■ **What you need to do**: Search the records below for the word "сентября" and show every line where it occurs.

◆ ◆ ◆ ◆ ◆ ◆ ◆

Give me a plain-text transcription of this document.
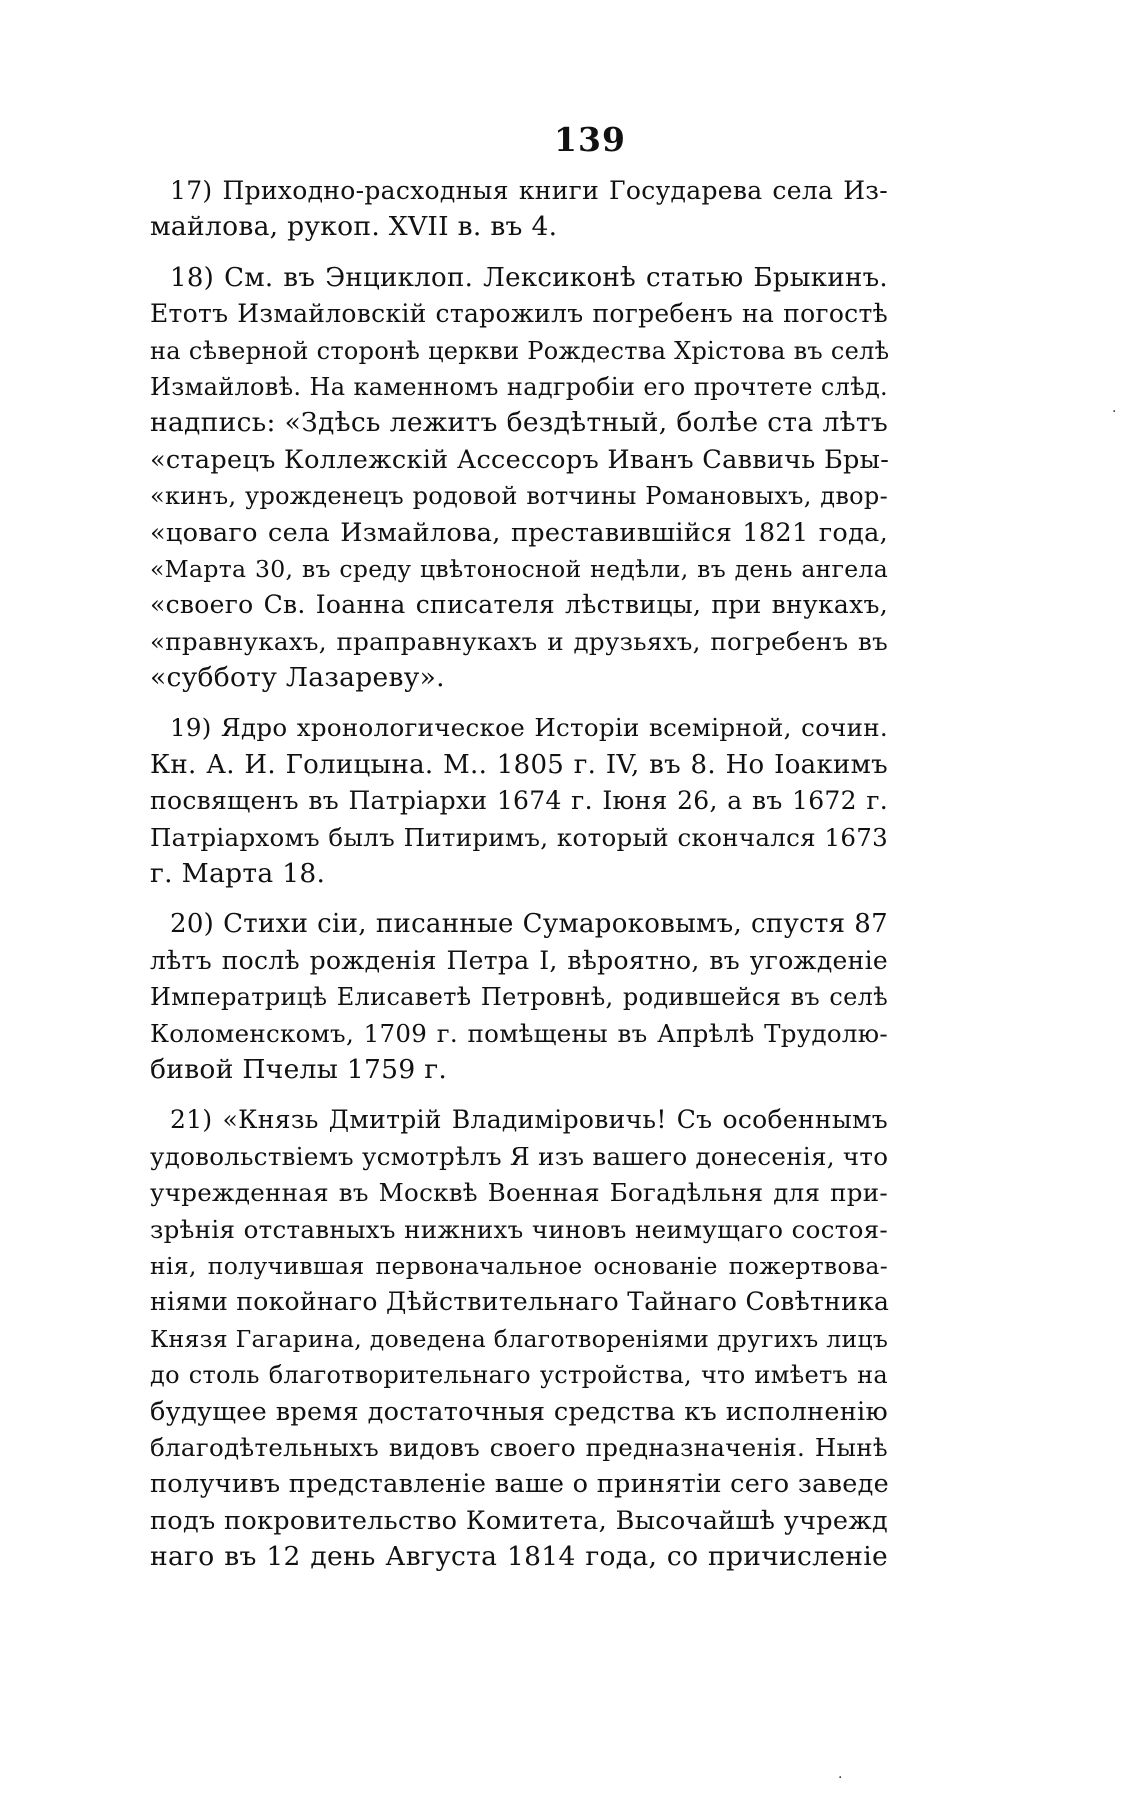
139
17) Приходно-расходныя книги Государева села Из-
майлова, рукоп. XVII в. въ 4.
18) См. въ Энциклоп. Лексиконѣ статью Брыкинъ.
Етотъ Измайловскій старожилъ погребенъ на погостѣ
на сѣверной сторонѣ церкви Рождества Хрістова въ селѣ
Измайловѣ. На каменномъ надгробіи его прочтете слѣд.
надпись: «Здѣсь лежитъ бездѣтный, болѣе ста лѣтъ
«старецъ Коллежскій Ассессоръ Иванъ Саввичь Бры-
«кинъ, урожденецъ родовой вотчины Романовыхъ, двор-
«цоваго села Измайлова, преставившійся 1821 года,
«Марта 30, въ среду цвѣтоносной недѣли, въ день ангела
«своего Св. Іоанна списателя лѣствицы, при внукахъ,
«правнукахъ, праправнукахъ и друзьяхъ, погребенъ въ
«субботу Лазареву».
19) Ядро хронологическое Исторіи всемірной, сочин.
Кн. А. И. Голицына. М.. 1805 г. IV, въ 8. Но Іоакимъ
посвященъ въ Патріархи 1674 г. Іюня 26, а въ 1672 г.
Патріархомъ былъ Питиримъ, который скончался 1673
г. Марта 18.
20) Стихи сіи, писанные Сумароковымъ, спустя 87
лѣтъ послѣ рожденія Петра I, вѣроятно, въ угожденіе
Императрицѣ Елисаветѣ Петровнѣ, родившейся въ селѣ
Коломенскомъ, 1709 г. помѣщены въ Апрѣлѣ Трудолю-
бивой Пчелы 1759 г.
21) «Князь Дмитрій Владиміровичь! Съ особеннымъ
удовольствіемъ усмотрѣлъ Я изъ вашего донесенія, что
учрежденная въ Москвѣ Военная Богадѣльня для при-
зрѣнія отставныхъ нижнихъ чиновъ неимущаго состоя-
нія, получившая первоначальное основаніе пожертвова-
ніями покойнаго Дѣйствительнаго Тайнаго Совѣтника
Князя Гагарина, доведена благотвореніями другихъ лицъ
до столь благотворительнаго устройства, что имѣетъ на
будущее время достаточныя средства къ исполненію
благодѣтельныхъ видовъ своего предназначенія. Нынѣ
получивъ представленіе ваше о принятіи сего заведе
подъ покровительство Комитета, Высочайшѣ учрежд
наго въ 12 день Августа 1814 года, со причисленіе
·
·
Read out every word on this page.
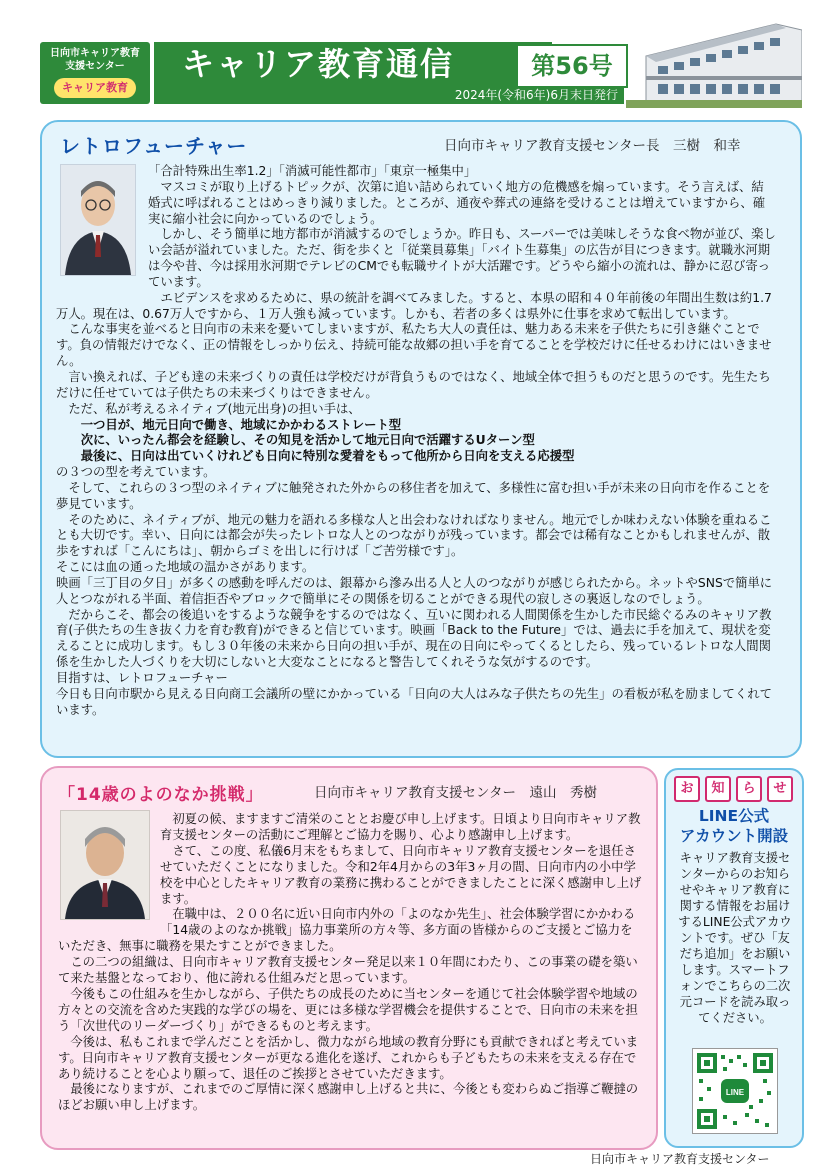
日向市キャリア教育
支援センター
キャリア教育
キャリア教育通信
2024年(令和6年)6月末日発行
第56号
レトロフューチャー	日向市キャリア教育支援センター長　三樹　和幸

「合計特殊出生率1.2」「消滅可能性都市」「東京一極集中」

マスコミが取り上げるトピックが、次第に追い詰められていく地方の危機感を煽っています。そう言えば、結婚式に呼ばれることはめっきり減りました。ところが、通夜や葬式の連絡を受けることは増えていますから、確実に縮小社会に向かっているのでしょう。

しかし、そう簡単に地方都市が消滅するのでしょうか。昨日も、スーパーでは美味しそうな食べ物が並び、楽しい会話が溢れていました。ただ、街を歩くと「従業員募集」「バイト生募集」の広告が目につきます。就職氷河期は今や昔、今は採用氷河期でテレビのCMでも転職サイトが大活躍です。どうやら縮小の流れは、静かに忍び寄っています。

エビデンスを求めるために、県の統計を調べてみました。すると、本県の昭和４０年前後の年間出生数は約1.7万人。現在は、0.67万人ですから、１万人強も減っています。しかも、若者の多くは県外に仕事を求めて転出しています。

こんな事実を並べると日向市の未来を憂いてしまいますが、私たち大人の責任は、魅力ある未来を子供たちに引き継ぐことです。負の情報だけでなく、正の情報をしっかり伝え、持続可能な故郷の担い手を育てることを学校だけに任せるわけにはいきません。

言い換えれば、子ども達の未来づくりの責任は学校だけが背負うものではなく、地域全体で担うものだと思うのです。先生たちだけに任せていては子供たちの未来づくりはできません。

ただ、私が考えるネイティブ(地元出身)の担い手は、

一つ目が、地元日向で働き、地域にかかわるストレート型

次に、いったん都会を経験し、その知見を活かして地元日向で活躍するUターン型

最後に、日向は出ていくけれども日向に特別な愛着をもって他所から日向を支える応援型

の３つの型を考えています。

そして、これらの３つ型のネイティブに触発された外からの移住者を加えて、多様性に富む担い手が未来の日向市を作ることを夢見ています。

そのために、ネイティブが、地元の魅力を語れる多様な人と出会わなければなりません。地元でしか味わえない体験を重ねることも大切です。幸い、日向には都会が失ったレトロな人とのつながりが残っています。都会では稀有なことかもしれませんが、散歩をすれば「こんにちは」、朝からゴミを出しに行けば「ご苦労様です」。

そこには血の通った地域の温かさがあります。

映画「三丁目の夕日」が多くの感動を呼んだのは、銀幕から滲み出る人と人のつながりが感じられたから。ネットやSNSで簡単に人とつながれる半面、着信拒否やブロックで簡単にその関係を切ることができる現代の寂しさの裏返しなのでしょう。

だからこそ、都会の後追いをするような競争をするのではなく、互いに関われる人間関係を生かした市民総ぐるみのキャリア教育(子供たちの生き抜く力を育む教育)ができると信じています。映画「Back to the Future」では、過去に手を加えて、現状を変えることに成功します。もし３０年後の未来から日向の担い手が、現在の日向にやってくるとしたら、残っているレトロな人間関係を生かした人づくりを大切にしないと大変なことになると警告してくれそうな気がするのです。

目指すは、レトロフューチャー

今日も日向市駅から見える日向商工会議所の壁にかかっている「日向の大人はみな子供たちの先生」の看板が私を励ましてくれています。

「14歳のよのなか挑戦」	日向市キャリア教育支援センター　遠山　秀樹

初夏の候、ますますご清栄のこととお慶び申し上げます。日頃より日向市キャリア教育支援センターの活動にご理解とご協力を賜り、心より感謝申し上げます。

さて、この度、私儀6月末をもちまして、日向市キャリア教育支援センターを退任させていただくことになりました。令和2年4月からの3年3ヶ月の間、日向市内の小中学校を中心としたキャリア教育の業務に携わることができましたことに深く感謝申し上げます。

在職中は、２００名に近い日向市内外の「よのなか先生」、社会体験学習にかかわる「14歳のよのなか挑戦」協力事業所の方々等、多方面の皆様からのご支援とご協力をいただき、無事に職務を果たすことができました。

この二つの組織は、日向市キャリア教育支援センター発足以来１０年間にわたり、この事業の礎を築いて来た基盤となっており、他に誇れる仕組みだと思っています。

今後もこの仕組みを生かしながら、子供たちの成長のために当センターを通じて社会体験学習や地域の方々との交流を含めた実践的な学びの場を、更には多様な学習機会を提供することで、日向市の未来を担う「次世代のリーダーづくり」ができるものと考えます。

今後は、私もこれまで学んだことを活かし、微力ながら地域の教育分野にも貢献できればと考えています。日向市キャリア教育支援センターが更なる進化を遂げ、これからも子どもたちの未来を支える存在であり続けることを心より願って、退任のご挨拶とさせていただきます。

最後になりますが、これまでのご厚情に深く感謝申し上げると共に、今後とも変わらぬご指導ご鞭撻のほどお願い申し上げます。

お	知	ら	せ
LINE公式
アカウント開設
キャリア教育支援センターからのお知らせやキャリア教育に関する情報をお届けするLINE公式アカウントです。ぜひ「友だち追加」をお願いします。スマートフォンでこちらの二次元コードを読み取ってください。
LINE
日向市キャリア教育支援センター
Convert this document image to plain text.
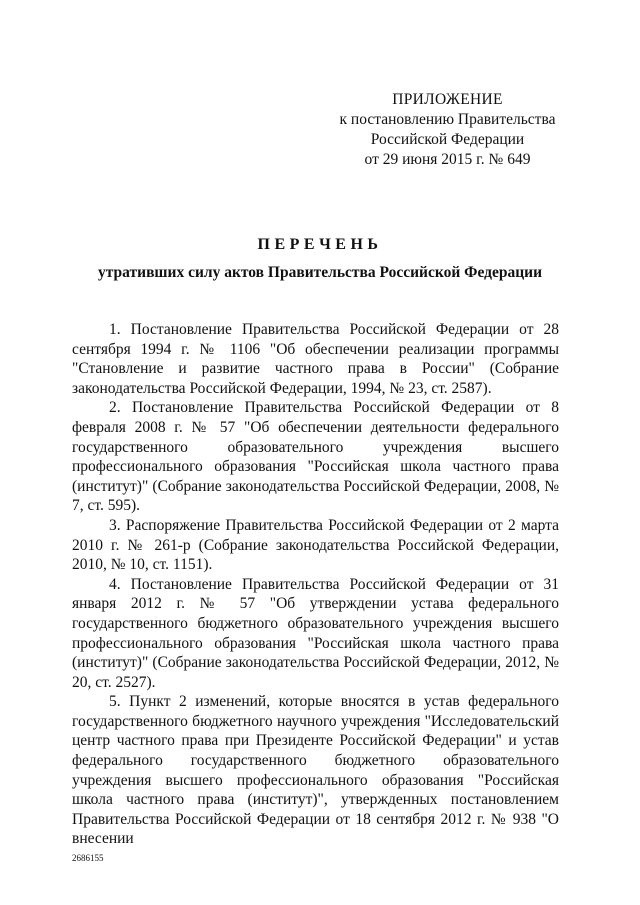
ПРИЛОЖЕНИЕ
к постановлению Правительства
Российской Федерации
от 29 июня 2015 г. № 649
ПЕРЕЧЕНЬ
утративших силу актов Правительства Российской Федерации

1. Постановление Правительства Российской Федерации от 28 сентября 1994 г. № 1106 "Об обеспечении реализации программы "Становление и развитие частного права в России" (Собрание законодательства Российской Федерации, 1994, № 23, ст. 2587).

2. Постановление Правительства Российской Федерации от 8 февраля 2008 г. № 57 "Об обеспечении деятельности федерального государственного образовательного учреждения высшего профессионального образования "Российская школа частного права (институт)" (Собрание законодательства Российской Федерации, 2008, № 7, ст. 595).

3. Распоряжение Правительства Российской Федерации от 2 марта 2010 г. № 261-р (Собрание законодательства Российской Федерации, 2010, № 10, ст. 1151).

4. Постановление Правительства Российской Федерации от 31 января 2012 г. № 57 "Об утверждении устава федерального государственного бюджетного образовательного учреждения высшего профессионального образования "Российская школа частного права (институт)" (Собрание законодательства Российской Федерации, 2012, № 20, ст. 2527).

5. Пункт 2 изменений, которые вносятся в устав федерального государственного бюджетного научного учреждения "Исследовательский центр частного права при Президенте Российской Федерации" и устав федерального государственного бюджетного образовательного учреждения высшего профессионального образования "Российская школа частного права (институт)", утвержденных постановлением Правительства Российской Федерации от 18 сентября 2012 г. № 938 "О внесении

2686155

◆ ◆ ◆ ◆ ◆ ◆ ◆

■ **Correct answer**:
1. Постановление Правительства Российской Федерации от 28 сентября 1994 г. № 1106 "Об обеспечении реализации программы "Становление и развитие частного права в России" (Собрание законодательства Российской Федерации, 1994, № 23, ст. 2587).
5. Пункт 2 изменений, которые вносятся в устав федерального государственного бюджетного научного учреждения "Исследовательский центр частного права при Президенте Российской Федерации" и устав федерального государственного бюджетного образовательного учреждения высшего профессионального образования "Российская школа частного права (институт)", утвержденных постановлением Правительства Российской Федерации от 18 сентября 2012 г. № 938 "О внесении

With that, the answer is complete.